**INSTRUCTIONS TO FOLLOW**
Reproduce the entries word for word, and omit any picture you find in them.

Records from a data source
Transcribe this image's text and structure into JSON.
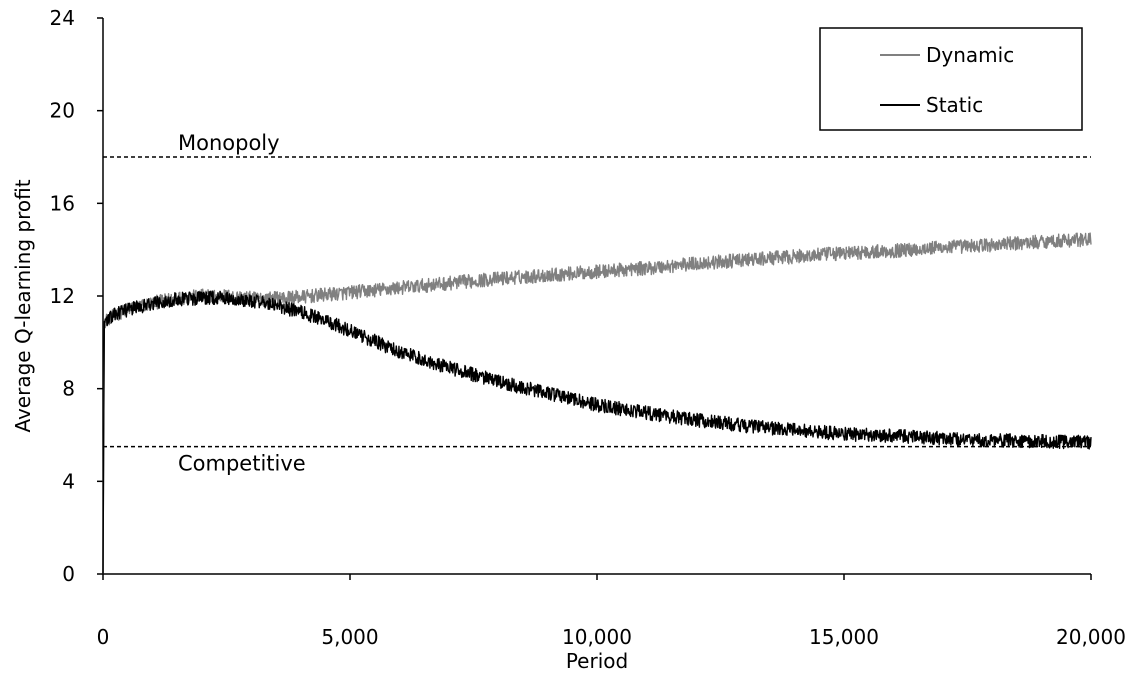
{
  "chart_data": {
    "type": "line",
    "xlabel": "Period",
    "ylabel": "Average Q-learning profit",
    "xlim": [
      0,
      20000
    ],
    "ylim": [
      0,
      24
    ],
    "x_ticks": [
      0,
      5000,
      10000,
      15000,
      20000
    ],
    "x_tick_labels": [
      "0",
      "5,000",
      "10,000",
      "15,000",
      "20,000"
    ],
    "y_ticks": [
      0,
      4,
      8,
      12,
      16,
      20,
      24
    ],
    "y_tick_labels": [
      "0",
      "4",
      "8",
      "12",
      "16",
      "20",
      "24"
    ],
    "grid": false,
    "legend_position": "top-right",
    "reference_lines": [
      {
        "label": "Monopoly",
        "y": 18,
        "style": "dashed"
      },
      {
        "label": "Competitive",
        "y": 5.5,
        "style": "dashed"
      }
    ],
    "series": [
      {
        "name": "Dynamic",
        "color": "#808080",
        "x": [
          0,
          25,
          100,
          250,
          500,
          1000,
          1500,
          2000,
          2500,
          3000,
          3500,
          4000,
          5000,
          6000,
          7000,
          8000,
          9000,
          10000,
          11000,
          12000,
          13000,
          14000,
          15000,
          16000,
          17000,
          18000,
          19000,
          20000
        ],
        "y": [
          0,
          10.9,
          11.0,
          11.2,
          11.4,
          11.7,
          11.9,
          12.0,
          12.0,
          11.9,
          11.9,
          11.95,
          12.15,
          12.35,
          12.55,
          12.75,
          12.9,
          13.05,
          13.2,
          13.4,
          13.55,
          13.7,
          13.85,
          13.95,
          14.1,
          14.2,
          14.35,
          14.45
        ],
        "noise_amplitude": 0.3
      },
      {
        "name": "Static",
        "color": "#000000",
        "x": [
          0,
          25,
          100,
          250,
          500,
          1000,
          1500,
          2000,
          2500,
          3000,
          3500,
          4000,
          4500,
          5000,
          6000,
          7000,
          8000,
          9000,
          10000,
          11000,
          12000,
          13000,
          14000,
          15000,
          16000,
          17000,
          18000,
          19000,
          20000
        ],
        "y": [
          0,
          10.9,
          11.0,
          11.2,
          11.4,
          11.7,
          11.85,
          11.9,
          11.9,
          11.8,
          11.6,
          11.3,
          10.95,
          10.5,
          9.6,
          8.9,
          8.3,
          7.8,
          7.3,
          6.95,
          6.65,
          6.4,
          6.2,
          6.05,
          5.95,
          5.85,
          5.78,
          5.72,
          5.68
        ],
        "noise_amplitude": 0.3
      }
    ]
  }
}
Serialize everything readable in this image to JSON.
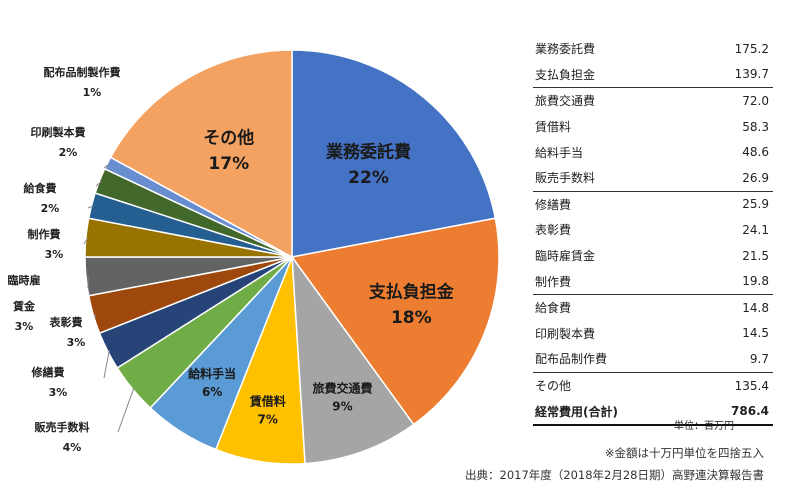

**COMPLETED TASK**
Transcribe this image's text and structure into JSON.
{
  "chart_data": {
    "type": "line",
    "xlabel": "Period",
    "ylabel": "Average Q-learning profit",
    "xlim": [
      0,
      20000
    ],
    "ylim": [
      0,
      24
    ],
    "x_ticks": [
      0,
      5000,
      10000,
      15000,
      20000
    ],
    "x_tick_labels": [
      "0",
      "5,000",
      "10,000",
      "15,000",
      "20,000"
    ],
    "y_ticks": [
      0,
      4,
      8,
      12,
      16,
      20,
      24
    ],
    "y_tick_labels": [
      "0",
      "4",
      "8",
      "12",
      "16",
      "20",
      "24"
    ],
    "grid": false,
    "legend_position": "top-right",
    "reference_lines": [
      {
        "label": "Monopoly",
        "y": 18,
        "style": "dashed"
      },
      {
        "label": "Competitive",
        "y": 5.5,
        "style": "dashed"
      }
    ],
    "series": [
      {
        "name": "Dynamic",
        "color": "#808080",
        "x": [
          0,
          25,
          100,
          250,
          500,
          1000,
          1500,
          2000,
          2500,
          3000,
          3500,
          4000,
          5000,
          6000,
          7000,
          8000,
          9000,
          10000,
          11000,
          12000,
          13000,
          14000,
          15000,
          16000,
          17000,
          18000,
          19000,
          20000
        ],
        "y": [
          0,
          10.9,
          11.0,
          11.2,
          11.4,
          11.7,
          11.9,
          12.0,
          12.0,
          11.9,
          11.9,
          11.95,
          12.15,
          12.35,
          12.55,
          12.75,
          12.9,
          13.05,
          13.2,
          13.4,
          13.55,
          13.7,
          13.85,
          13.95,
          14.1,
          14.2,
          14.35,
          14.45
        ],
        "noise_amplitude": 0.3
      },
      {
        "name": "Static",
        "color": "#000000",
        "x": [
          0,
          25,
          100,
          250,
          500,
          1000,
          1500,
          2000,
          2500,
          3000,
          3500,
          4000,
          4500,
          5000,
          6000,
          7000,
          8000,
          9000,
          10000,
          11000,
          12000,
          13000,
          14000,
          15000,
          16000,
          17000,
          18000,
          19000,
          20000
        ],
        "y": [
          0,
          10.9,
          11.0,
          11.2,
          11.4,
          11.7,
          11.85,
          11.9,
          11.9,
          11.8,
          11.6,
          11.3,
          10.95,
          10.5,
          9.6,
          8.9,
          8.3,
          7.8,
          7.3,
          6.95,
          6.65,
          6.4,
          6.2,
          6.05,
          5.95,
          5.85,
          5.78,
          5.72,
          5.68
        ],
        "noise_amplitude": 0.3
      }
    ]
  }
}
Serialize everything readable in this image to JSON.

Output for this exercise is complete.